• _WHAT TO WORK ON_
Go through the records, and copy each line in which the string "median" is present.

Collected data entries:
====
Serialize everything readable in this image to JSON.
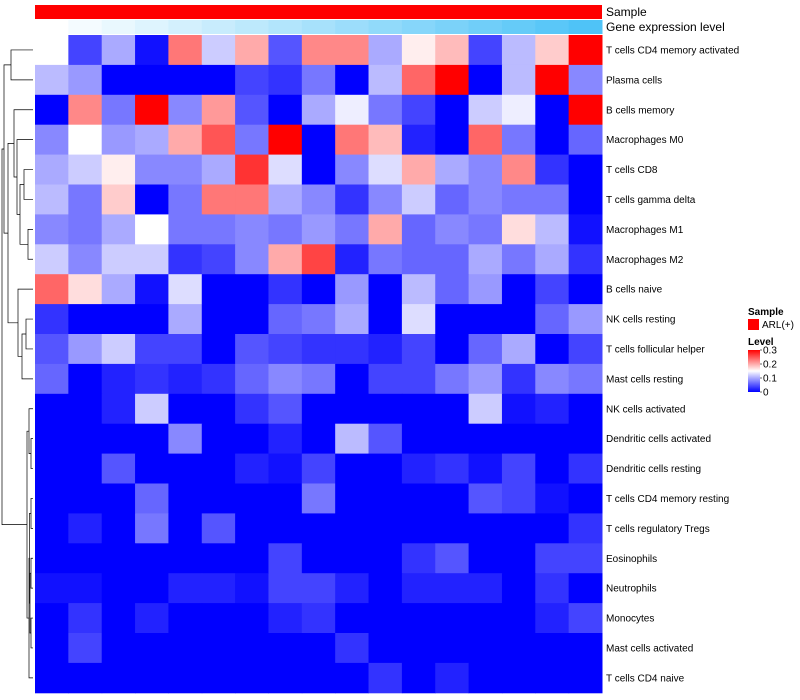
{
  "chart_data": {
    "type": "heatmap",
    "title": "",
    "annotation_tracks": [
      {
        "name": "Sample",
        "color": "#ff0000"
      },
      {
        "name": "Gene expression level",
        "color_low": "#ffffff",
        "color_high": "#4fc3f7"
      }
    ],
    "rows": [
      "T cells CD4 memory activated",
      "Plasma cells",
      "B cells memory",
      "Macrophages M0",
      "T cells CD8",
      "T cells gamma delta",
      "Macrophages M1",
      "Macrophages M2",
      "B cells naive",
      "NK cells resting",
      "T cells follicular helper",
      "Mast cells resting",
      "NK cells activated",
      "Dendritic cells activated",
      "Dendritic cells resting",
      "T cells CD4 memory resting",
      "T cells regulatory  Tregs",
      "Eosinophils",
      "Neutrophils",
      "Monocytes",
      "Mast cells activated",
      "T cells CD4 naive"
    ],
    "n_columns": 17,
    "values": [
      [
        0.15,
        0.04,
        0.1,
        0.01,
        0.23,
        0.12,
        0.2,
        0.05,
        0.22,
        0.22,
        0.1,
        0.16,
        0.19,
        0.04,
        0.11,
        0.18,
        0.3
      ],
      [
        0.11,
        0.09,
        0.0,
        0.0,
        0.0,
        0.0,
        0.04,
        0.03,
        0.07,
        0.0,
        0.11,
        0.24,
        0.3,
        0.0,
        0.11,
        0.3,
        0.08
      ],
      [
        0.0,
        0.22,
        0.07,
        0.3,
        0.08,
        0.21,
        0.05,
        0.0,
        0.1,
        0.14,
        0.07,
        0.04,
        0.0,
        0.12,
        0.14,
        0.0,
        0.3
      ],
      [
        0.08,
        0.15,
        0.09,
        0.1,
        0.2,
        0.25,
        0.07,
        0.3,
        0.0,
        0.23,
        0.19,
        0.02,
        0.0,
        0.24,
        0.07,
        0.0,
        0.06
      ],
      [
        0.1,
        0.12,
        0.16,
        0.08,
        0.08,
        0.1,
        0.27,
        0.13,
        0.0,
        0.08,
        0.13,
        0.2,
        0.1,
        0.08,
        0.22,
        0.03,
        0.0
      ],
      [
        0.11,
        0.07,
        0.18,
        0.0,
        0.07,
        0.23,
        0.23,
        0.1,
        0.08,
        0.03,
        0.08,
        0.12,
        0.06,
        0.08,
        0.07,
        0.07,
        0.0
      ],
      [
        0.08,
        0.07,
        0.1,
        0.15,
        0.07,
        0.07,
        0.08,
        0.07,
        0.09,
        0.07,
        0.2,
        0.06,
        0.08,
        0.07,
        0.17,
        0.11,
        0.01
      ],
      [
        0.12,
        0.08,
        0.12,
        0.12,
        0.03,
        0.04,
        0.08,
        0.2,
        0.26,
        0.02,
        0.07,
        0.06,
        0.06,
        0.1,
        0.07,
        0.1,
        0.03
      ],
      [
        0.24,
        0.17,
        0.1,
        0.01,
        0.13,
        0.0,
        0.0,
        0.03,
        0.0,
        0.09,
        0.0,
        0.11,
        0.06,
        0.09,
        0.0,
        0.04,
        0.0
      ],
      [
        0.03,
        0.0,
        0.0,
        0.0,
        0.1,
        0.0,
        0.0,
        0.06,
        0.07,
        0.1,
        0.0,
        0.13,
        0.0,
        0.0,
        0.0,
        0.06,
        0.09
      ],
      [
        0.05,
        0.09,
        0.12,
        0.04,
        0.04,
        0.0,
        0.05,
        0.04,
        0.03,
        0.03,
        0.02,
        0.04,
        0.0,
        0.06,
        0.1,
        0.0,
        0.04
      ],
      [
        0.06,
        0.0,
        0.02,
        0.03,
        0.02,
        0.03,
        0.06,
        0.08,
        0.07,
        0.0,
        0.04,
        0.04,
        0.07,
        0.09,
        0.03,
        0.08,
        0.07
      ],
      [
        0.0,
        0.0,
        0.02,
        0.12,
        0.0,
        0.0,
        0.03,
        0.05,
        0.0,
        0.0,
        0.0,
        0.0,
        0.0,
        0.12,
        0.01,
        0.02,
        0.0
      ],
      [
        0.0,
        0.0,
        0.0,
        0.0,
        0.08,
        0.0,
        0.0,
        0.02,
        0.0,
        0.11,
        0.05,
        0.0,
        0.0,
        0.0,
        0.0,
        0.0,
        0.0
      ],
      [
        0.0,
        0.0,
        0.05,
        0.0,
        0.0,
        0.0,
        0.02,
        0.01,
        0.04,
        0.0,
        0.0,
        0.02,
        0.03,
        0.01,
        0.04,
        0.0,
        0.03
      ],
      [
        0.0,
        0.0,
        0.0,
        0.06,
        0.0,
        0.0,
        0.0,
        0.0,
        0.07,
        0.0,
        0.0,
        0.0,
        0.0,
        0.05,
        0.04,
        0.01,
        0.0
      ],
      [
        0.0,
        0.02,
        0.0,
        0.07,
        0.0,
        0.05,
        0.0,
        0.0,
        0.0,
        0.0,
        0.0,
        0.0,
        0.0,
        0.0,
        0.0,
        0.0,
        0.03
      ],
      [
        0.0,
        0.0,
        0.0,
        0.0,
        0.0,
        0.0,
        0.0,
        0.04,
        0.0,
        0.0,
        0.0,
        0.03,
        0.05,
        0.0,
        0.0,
        0.04,
        0.04
      ],
      [
        0.01,
        0.01,
        0.0,
        0.0,
        0.02,
        0.02,
        0.01,
        0.04,
        0.04,
        0.02,
        0.0,
        0.02,
        0.02,
        0.02,
        0.0,
        0.03,
        0.0
      ],
      [
        0.0,
        0.03,
        0.0,
        0.02,
        0.0,
        0.0,
        0.0,
        0.02,
        0.03,
        0.0,
        0.0,
        0.0,
        0.0,
        0.0,
        0.0,
        0.02,
        0.04
      ],
      [
        0.0,
        0.04,
        0.0,
        0.0,
        0.0,
        0.0,
        0.0,
        0.0,
        0.0,
        0.03,
        0.0,
        0.0,
        0.0,
        0.0,
        0.0,
        0.0,
        0.0
      ],
      [
        0.0,
        0.0,
        0.0,
        0.0,
        0.0,
        0.0,
        0.0,
        0.0,
        0.0,
        0.0,
        0.03,
        0.0,
        0.02,
        0.0,
        0.0,
        0.0,
        0.0
      ]
    ],
    "color_scale": {
      "min": 0,
      "max": 0.3,
      "low": "#0000ff",
      "mid": "#ffffff",
      "high": "#ff0000",
      "midpoint": 0.15
    },
    "legend": {
      "position": "right",
      "sample_title": "Sample",
      "sample_entry": "ARL(+)",
      "sample_color": "#ff0000",
      "level_title": "Level",
      "level_ticks": [
        "0.3",
        "0.2",
        "0.1",
        "0"
      ],
      "level_tick_values": [
        0.3,
        0.2,
        0.1,
        0
      ]
    },
    "row_dendrogram": "left"
  }
}
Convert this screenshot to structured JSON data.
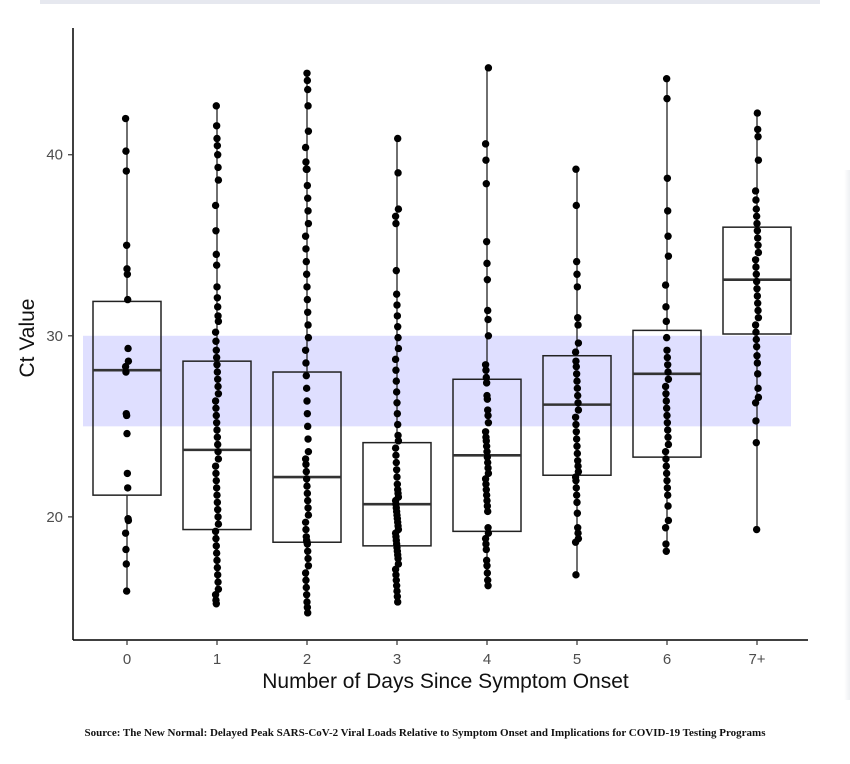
{
  "chart_data": {
    "type": "box",
    "xlabel": "Number of Days Since Symptom Onset",
    "ylabel": "Ct Value",
    "categories": [
      "0",
      "1",
      "2",
      "3",
      "4",
      "5",
      "6",
      "7+"
    ],
    "ylim": [
      13.2,
      47.0
    ],
    "yticks": [
      20,
      30,
      40
    ],
    "band": {
      "ymin": 25,
      "ymax": 30,
      "color": "#d9d9ff"
    },
    "boxes": [
      {
        "category": "0",
        "q1": 21.2,
        "median": 28.1,
        "q3": 31.9,
        "whisker_low": 15.9,
        "whisker_high": 42.1
      },
      {
        "category": "1",
        "q1": 19.3,
        "median": 23.7,
        "q3": 28.6,
        "whisker_low": 15.2,
        "whisker_high": 42.8
      },
      {
        "category": "2",
        "q1": 18.6,
        "median": 22.2,
        "q3": 28.0,
        "whisker_low": 14.7,
        "whisker_high": 44.5
      },
      {
        "category": "3",
        "q1": 18.4,
        "median": 20.7,
        "q3": 24.1,
        "whisker_low": 15.2,
        "whisker_high": 40.9
      },
      {
        "category": "4",
        "q1": 19.2,
        "median": 23.4,
        "q3": 27.6,
        "whisker_low": 16.2,
        "whisker_high": 44.8
      },
      {
        "category": "5",
        "q1": 22.3,
        "median": 26.2,
        "q3": 28.9,
        "whisker_low": 16.8,
        "whisker_high": 39.2
      },
      {
        "category": "6",
        "q1": 23.3,
        "median": 27.9,
        "q3": 30.3,
        "whisker_low": 18.0,
        "whisker_high": 44.2
      },
      {
        "category": "7+",
        "q1": 30.1,
        "median": 33.1,
        "q3": 36.0,
        "whisker_low": 19.3,
        "whisker_high": 42.3
      }
    ],
    "points": [
      {
        "category": "0",
        "values": [
          42.0,
          40.2,
          39.1,
          35.0,
          33.7,
          33.4,
          32.0,
          29.3,
          28.6,
          28.3,
          28.0,
          25.7,
          25.6,
          24.6,
          22.4,
          21.6,
          19.9,
          19.8,
          19.1,
          18.2,
          17.4,
          15.9
        ]
      },
      {
        "category": "1",
        "values": [
          42.7,
          41.6,
          40.9,
          40.5,
          40.0,
          39.3,
          38.6,
          37.2,
          35.8,
          34.5,
          33.9,
          32.7,
          32.1,
          31.6,
          31.1,
          30.8,
          30.2,
          29.7,
          29.2,
          28.8,
          28.4,
          28.0,
          27.6,
          27.2,
          26.8,
          26.4,
          26.0,
          25.6,
          25.2,
          24.8,
          24.4,
          24.0,
          23.6,
          23.2,
          22.8,
          22.4,
          22.0,
          21.6,
          21.2,
          20.8,
          20.4,
          20.0,
          19.6,
          19.2,
          18.8,
          18.4,
          18.0,
          17.6,
          17.2,
          16.8,
          16.4,
          16.0,
          15.7,
          15.4,
          15.2
        ]
      },
      {
        "category": "2",
        "values": [
          44.5,
          44.1,
          43.6,
          42.7,
          41.3,
          40.4,
          39.6,
          39.2,
          39.2,
          39.2,
          38.3,
          37.6,
          36.9,
          36.2,
          35.5,
          34.8,
          34.1,
          33.4,
          32.7,
          32.0,
          31.3,
          30.6,
          29.9,
          29.2,
          28.5,
          27.8,
          27.1,
          26.4,
          25.7,
          25.0,
          24.3,
          23.6,
          23.2,
          22.9,
          22.5,
          22.1,
          21.7,
          21.3,
          20.9,
          20.5,
          20.1,
          19.7,
          19.3,
          18.9,
          18.7,
          18.6,
          18.5,
          18.1,
          17.7,
          17.3,
          16.9,
          16.5,
          16.1,
          15.7,
          15.3,
          15.0,
          14.7
        ]
      },
      {
        "category": "3",
        "values": [
          40.9,
          39.0,
          37.0,
          36.6,
          36.2,
          33.6,
          32.3,
          31.7,
          31.1,
          30.5,
          29.9,
          29.3,
          28.7,
          28.1,
          27.5,
          26.9,
          26.3,
          25.7,
          25.1,
          24.5,
          24.2,
          23.8,
          23.4,
          23.0,
          22.6,
          22.2,
          21.8,
          21.5,
          21.3,
          21.1,
          20.9,
          20.7,
          20.5,
          20.3,
          20.1,
          19.9,
          19.7,
          19.5,
          19.3,
          19.1,
          18.9,
          18.7,
          18.5,
          18.3,
          18.1,
          17.9,
          17.7,
          17.4,
          17.1,
          16.8,
          16.5,
          16.2,
          15.9,
          15.6,
          15.3
        ]
      },
      {
        "category": "4",
        "values": [
          44.8,
          40.6,
          39.7,
          38.4,
          35.2,
          34.0,
          33.1,
          31.4,
          30.9,
          30.0,
          28.4,
          28.1,
          27.7,
          27.4,
          26.7,
          26.5,
          25.9,
          25.6,
          25.2,
          24.7,
          24.4,
          24.2,
          23.9,
          23.6,
          23.3,
          23.0,
          22.7,
          22.4,
          22.1,
          21.8,
          21.5,
          21.2,
          20.9,
          20.6,
          20.3,
          19.4,
          19.1,
          18.8,
          18.5,
          18.2,
          17.6,
          17.3,
          16.9,
          16.5,
          16.2
        ]
      },
      {
        "category": "5",
        "values": [
          39.2,
          37.2,
          34.1,
          33.4,
          32.7,
          31.0,
          30.6,
          29.6,
          29.1,
          28.6,
          28.3,
          27.9,
          27.5,
          27.1,
          26.7,
          26.3,
          25.9,
          25.5,
          25.1,
          24.7,
          24.3,
          23.9,
          23.5,
          23.1,
          22.8,
          22.5,
          22.2,
          22.0,
          21.6,
          21.2,
          20.8,
          20.2,
          19.4,
          19.1,
          18.8,
          18.6,
          16.8
        ]
      },
      {
        "category": "6",
        "values": [
          44.2,
          43.1,
          38.7,
          36.9,
          35.5,
          34.4,
          32.8,
          31.6,
          30.8,
          29.9,
          29.2,
          28.8,
          28.4,
          28.0,
          27.6,
          27.2,
          26.8,
          26.4,
          26.0,
          25.6,
          25.2,
          24.8,
          24.4,
          24.0,
          23.6,
          23.2,
          22.8,
          22.4,
          22.0,
          21.6,
          21.2,
          20.6,
          19.8,
          19.4,
          18.5,
          18.1
        ]
      },
      {
        "category": "7+",
        "values": [
          42.3,
          41.4,
          41.0,
          39.7,
          38.0,
          37.5,
          37.0,
          36.6,
          36.2,
          35.8,
          35.4,
          35.0,
          34.6,
          34.2,
          33.8,
          33.4,
          33.0,
          32.6,
          32.2,
          31.8,
          31.4,
          31.0,
          30.6,
          30.2,
          29.8,
          29.4,
          28.9,
          28.5,
          27.9,
          27.1,
          26.6,
          26.3,
          25.3,
          24.1,
          19.3
        ]
      }
    ]
  },
  "source": "Source: The New Normal: Delayed Peak SARS-CoV-2 Viral Loads Relative to Symptom Onset and Implications for COVID-19 Testing Programs"
}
====
• _EXERCISE OUTPUT_
        "median": 28.1,
        "median": 23.7,
        "median": 22.2,
        "median": 20.7,
        "median": 23.4,
        "median": 26.2,
        "median": 27.9,
        "median": 33.1,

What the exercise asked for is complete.